(Directions for this task): Each entry that follows is to be retyped exactly. Pictures do not belong in the copy.

(Record excerpts):
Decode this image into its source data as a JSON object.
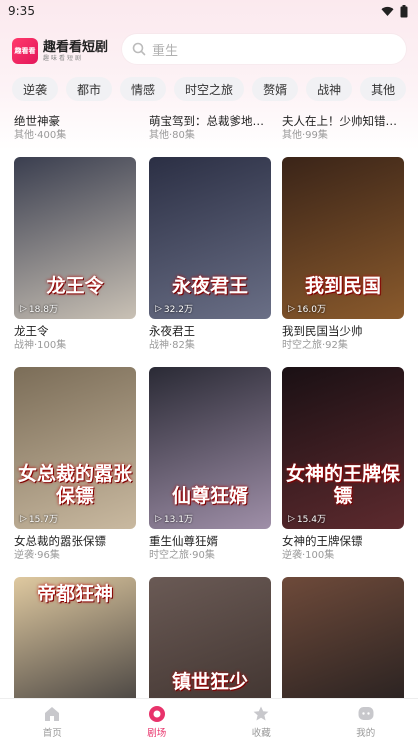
{
  "status": {
    "time": "9:35"
  },
  "header": {
    "logo_text": "趣看看",
    "brand_name": "趣看看短剧",
    "brand_sub": "趣味看短剧",
    "search_placeholder": "重生"
  },
  "tabs": [
    "逆袭",
    "都市",
    "情感",
    "时空之旅",
    "赘婿",
    "战神",
    "其他"
  ],
  "partial_row": [
    {
      "title": "绝世神豪",
      "sub": "其他·400集"
    },
    {
      "title": "萌宝驾到：总裁爹地快...",
      "sub": "其他·80集"
    },
    {
      "title": "夫人在上！少帅知错了！",
      "sub": "其他·99集"
    }
  ],
  "cards": [
    {
      "title": "龙王令",
      "sub": "战神·100集",
      "plays": "18.8万",
      "poster_text": "龙王令",
      "bg1": "#3a3e4f",
      "bg2": "#c9c1b5"
    },
    {
      "title": "永夜君王",
      "sub": "战神·82集",
      "plays": "32.2万",
      "poster_text": "永夜君王",
      "bg1": "#2b2f44",
      "bg2": "#6a6f86"
    },
    {
      "title": "我到民国当少帅",
      "sub": "时空之旅·92集",
      "plays": "16.0万",
      "poster_text": "我到民国",
      "bg1": "#3a2418",
      "bg2": "#8a5a2c"
    },
    {
      "title": "女总裁的嚣张保镖",
      "sub": "逆袭·96集",
      "plays": "15.7万",
      "poster_text": "女总裁的嚣张保镖",
      "bg1": "#7b6d58",
      "bg2": "#c9b9a0"
    },
    {
      "title": "重生仙尊狂婿",
      "sub": "时空之旅·90集",
      "plays": "13.1万",
      "poster_text": "仙尊狂婿",
      "bg1": "#2a2a35",
      "bg2": "#9f8fa8"
    },
    {
      "title": "女神的王牌保镖",
      "sub": "逆袭·100集",
      "plays": "15.4万",
      "poster_text": "女神的王牌保镖",
      "bg1": "#1a1014",
      "bg2": "#5d2a2e"
    },
    {
      "title": "",
      "sub": "",
      "plays": "",
      "poster_text": "帝都狂神",
      "bg1": "#dfc9a0",
      "bg2": "#2b2a2f"
    },
    {
      "title": "",
      "sub": "",
      "plays": "",
      "poster_text": "镇世狂少",
      "bg1": "#6a5a55",
      "bg2": "#3a2e2a"
    },
    {
      "title": "",
      "sub": "",
      "plays": "",
      "poster_text": "",
      "bg1": "#6e4a3a",
      "bg2": "#1c1a1c"
    }
  ],
  "bottom_nav": [
    {
      "label": "首页",
      "active": false
    },
    {
      "label": "剧场",
      "active": true
    },
    {
      "label": "收藏",
      "active": false
    },
    {
      "label": "我的",
      "active": false
    }
  ],
  "colors": {
    "accent": "#e8336b",
    "logo": "#ff3b6b"
  }
}
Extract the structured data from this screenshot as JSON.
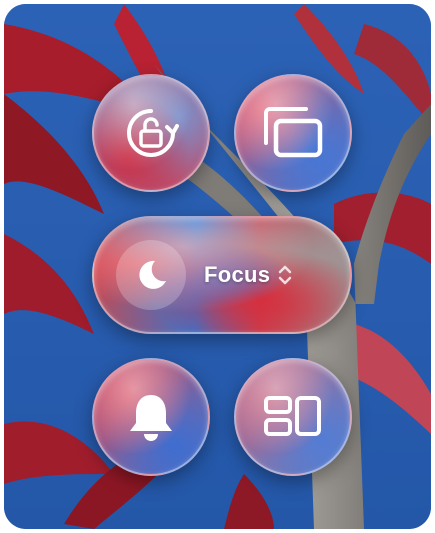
{
  "control_center": {
    "controls": {
      "rotation_lock": {
        "icon": "rotation-lock-icon",
        "state": "unlocked"
      },
      "screen_mirroring": {
        "icon": "screen-mirroring-icon"
      },
      "focus": {
        "label": "Focus",
        "icon": "moon-icon",
        "chevron_icon": "chevron-up-down-icon"
      },
      "alerts": {
        "icon": "bell-icon"
      },
      "stage_manager": {
        "icon": "stage-manager-icon"
      }
    }
  },
  "colors": {
    "sky": "#2a5fb0",
    "leaf_red": "#b8202f",
    "trunk": "#8d8a86",
    "icon": "#ffffff"
  }
}
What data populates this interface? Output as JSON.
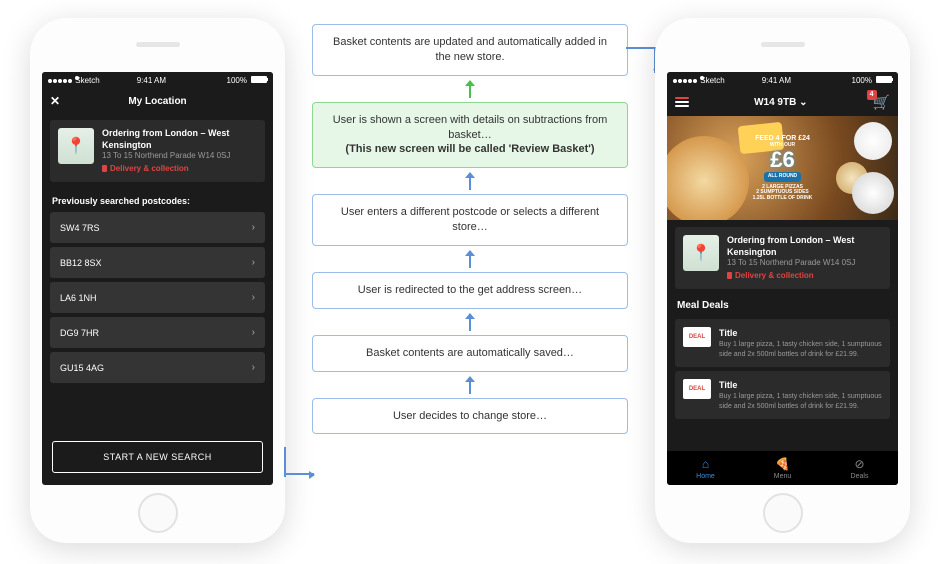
{
  "statusbar": {
    "carrier": "Sketch",
    "time": "9:41 AM",
    "battery": "100%"
  },
  "left_phone": {
    "title": "My Location",
    "store": {
      "name": "Ordering from London – West Kensington",
      "address": "13 To 15 Northend Parade W14 0SJ",
      "tag": "Delivery & collection"
    },
    "prev_label": "Previously searched postcodes:",
    "postcodes": [
      "SW4 7RS",
      "BB12 8SX",
      "LA6 1NH",
      "DG9 7HR",
      "GU15 4AG"
    ],
    "cta": "START A NEW SEARCH"
  },
  "right_phone": {
    "header_title": "W14 9TB",
    "cart_count": "4",
    "banner": {
      "top": "FEED 4 FOR £24",
      "with": "WITH OUR",
      "price": "£6",
      "sub": "ALL ROUND",
      "lines": "2 LARGE PIZZAS\n2 SUMPTUOUS SIDES\n1.25L BOTTLE OF DRINK"
    },
    "store": {
      "name": "Ordering from London – West Kensington",
      "address": "13 To 15 Northend Parade W14 0SJ",
      "tag": "Delivery & collection"
    },
    "section": "Meal Deals",
    "deals": [
      {
        "badge": "DEAL",
        "title": "Title",
        "desc": "Buy 1 large pizza, 1 tasty chicken side, 1 sumptuous side and 2x 500ml bottles of drink for £21.99."
      },
      {
        "badge": "DEAL",
        "title": "Title",
        "desc": "Buy 1 large pizza, 1 tasty chicken side, 1 sumptuous side and 2x 500ml bottles of drink for £21.99."
      }
    ],
    "tabs": [
      "Home",
      "Menu",
      "Deals"
    ]
  },
  "flow": {
    "s0": "Basket contents are updated and automatically added in the new store.",
    "s1a": "User is shown a screen with details on subtractions from basket…",
    "s1b": "(This new screen will be called 'Review Basket')",
    "s2": "User enters a different postcode or selects a different store…",
    "s3": "User is redirected to the get address screen…",
    "s4": "Basket contents are automatically saved…",
    "s5": "User decides to change store…"
  }
}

(Task solution):
Decode this image into its source data as a JSON object.
{
  "status": {
    "time": "9:35"
  },
  "header": {
    "logo_text": "趣看看",
    "brand_name": "趣看看短剧",
    "brand_sub": "趣味看短剧",
    "search_placeholder": "重生"
  },
  "tabs": [
    "逆袭",
    "都市",
    "情感",
    "时空之旅",
    "赘婿",
    "战神",
    "其他"
  ],
  "partial_row": [
    {
      "title": "绝世神豪",
      "sub": "其他·400集"
    },
    {
      "title": "萌宝驾到：总裁爹地快...",
      "sub": "其他·80集"
    },
    {
      "title": "夫人在上！少帅知错了！",
      "sub": "其他·99集"
    }
  ],
  "cards": [
    {
      "title": "龙王令",
      "sub": "战神·100集",
      "plays": "18.8万",
      "poster_text": "龙王令",
      "bg1": "#3a3e4f",
      "bg2": "#c9c1b5"
    },
    {
      "title": "永夜君王",
      "sub": "战神·82集",
      "plays": "32.2万",
      "poster_text": "永夜君王",
      "bg1": "#2b2f44",
      "bg2": "#6a6f86"
    },
    {
      "title": "我到民国当少帅",
      "sub": "时空之旅·92集",
      "plays": "16.0万",
      "poster_text": "我到民国",
      "bg1": "#3a2418",
      "bg2": "#8a5a2c"
    },
    {
      "title": "女总裁的嚣张保镖",
      "sub": "逆袭·96集",
      "plays": "15.7万",
      "poster_text": "女总裁的嚣张保镖",
      "bg1": "#7b6d58",
      "bg2": "#c9b9a0"
    },
    {
      "title": "重生仙尊狂婿",
      "sub": "时空之旅·90集",
      "plays": "13.1万",
      "poster_text": "仙尊狂婿",
      "bg1": "#2a2a35",
      "bg2": "#9f8fa8"
    },
    {
      "title": "女神的王牌保镖",
      "sub": "逆袭·100集",
      "plays": "15.4万",
      "poster_text": "女神的王牌保镖",
      "bg1": "#1a1014",
      "bg2": "#5d2a2e"
    },
    {
      "title": "",
      "sub": "",
      "plays": "",
      "poster_text": "帝都狂神",
      "bg1": "#dfc9a0",
      "bg2": "#2b2a2f"
    },
    {
      "title": "",
      "sub": "",
      "plays": "",
      "poster_text": "镇世狂少",
      "bg1": "#6a5a55",
      "bg2": "#3a2e2a"
    },
    {
      "title": "",
      "sub": "",
      "plays": "",
      "poster_text": "",
      "bg1": "#6e4a3a",
      "bg2": "#1c1a1c"
    }
  ],
  "bottom_nav": [
    {
      "label": "首页",
      "active": false
    },
    {
      "label": "剧场",
      "active": true
    },
    {
      "label": "收藏",
      "active": false
    },
    {
      "label": "我的",
      "active": false
    }
  ],
  "colors": {
    "accent": "#e8336b",
    "logo": "#ff3b6b"
  }
}
Extract the structured data from this screenshot as JSON.
{
  "control_center": {
    "controls": {
      "rotation_lock": {
        "icon": "rotation-lock-icon",
        "state": "unlocked"
      },
      "screen_mirroring": {
        "icon": "screen-mirroring-icon"
      },
      "focus": {
        "label": "Focus",
        "icon": "moon-icon",
        "chevron_icon": "chevron-up-down-icon"
      },
      "alerts": {
        "icon": "bell-icon"
      },
      "stage_manager": {
        "icon": "stage-manager-icon"
      }
    }
  },
  "colors": {
    "sky": "#2a5fb0",
    "leaf_red": "#b8202f",
    "trunk": "#8d8a86",
    "icon": "#ffffff"
  }
}
What data populates this interface? Output as JSON.
{
  "statusbar": {
    "carrier": "Sketch",
    "time": "9:41 AM",
    "battery": "100%"
  },
  "left_phone": {
    "title": "My Location",
    "store": {
      "name": "Ordering from London – West Kensington",
      "address": "13 To 15 Northend Parade W14 0SJ",
      "tag": "Delivery & collection"
    },
    "prev_label": "Previously searched postcodes:",
    "postcodes": [
      "SW4 7RS",
      "BB12 8SX",
      "LA6 1NH",
      "DG9 7HR",
      "GU15 4AG"
    ],
    "cta": "START A NEW SEARCH"
  },
  "right_phone": {
    "header_title": "W14 9TB",
    "cart_count": "4",
    "banner": {
      "top": "FEED 4 FOR £24",
      "with": "WITH OUR",
      "price": "£6",
      "sub": "ALL ROUND",
      "lines": "2 LARGE PIZZAS\n2 SUMPTUOUS SIDES\n1.25L BOTTLE OF DRINK"
    },
    "store": {
      "name": "Ordering from London – West Kensington",
      "address": "13 To 15 Northend Parade W14 0SJ",
      "tag": "Delivery & collection"
    },
    "section": "Meal Deals",
    "deals": [
      {
        "badge": "DEAL",
        "title": "Title",
        "desc": "Buy 1 large pizza, 1 tasty chicken side, 1 sumptuous side and 2x 500ml bottles of drink for £21.99."
      },
      {
        "badge": "DEAL",
        "title": "Title",
        "desc": "Buy 1 large pizza, 1 tasty chicken side, 1 sumptuous side and 2x 500ml bottles of drink for £21.99."
      }
    ],
    "tabs": [
      "Home",
      "Menu",
      "Deals"
    ]
  },
  "flow": {
    "s0": "Basket contents are updated and automatically added in the new store.",
    "s1a": "User is shown a screen with details on subtractions from basket…",
    "s1b": "(This new screen will be called 'Review Basket')",
    "s2": "User enters a different postcode or selects a different store…",
    "s3": "User is redirected to the get address screen…",
    "s4": "Basket contents are automatically saved…",
    "s5": "User decides to change store…"
  }
}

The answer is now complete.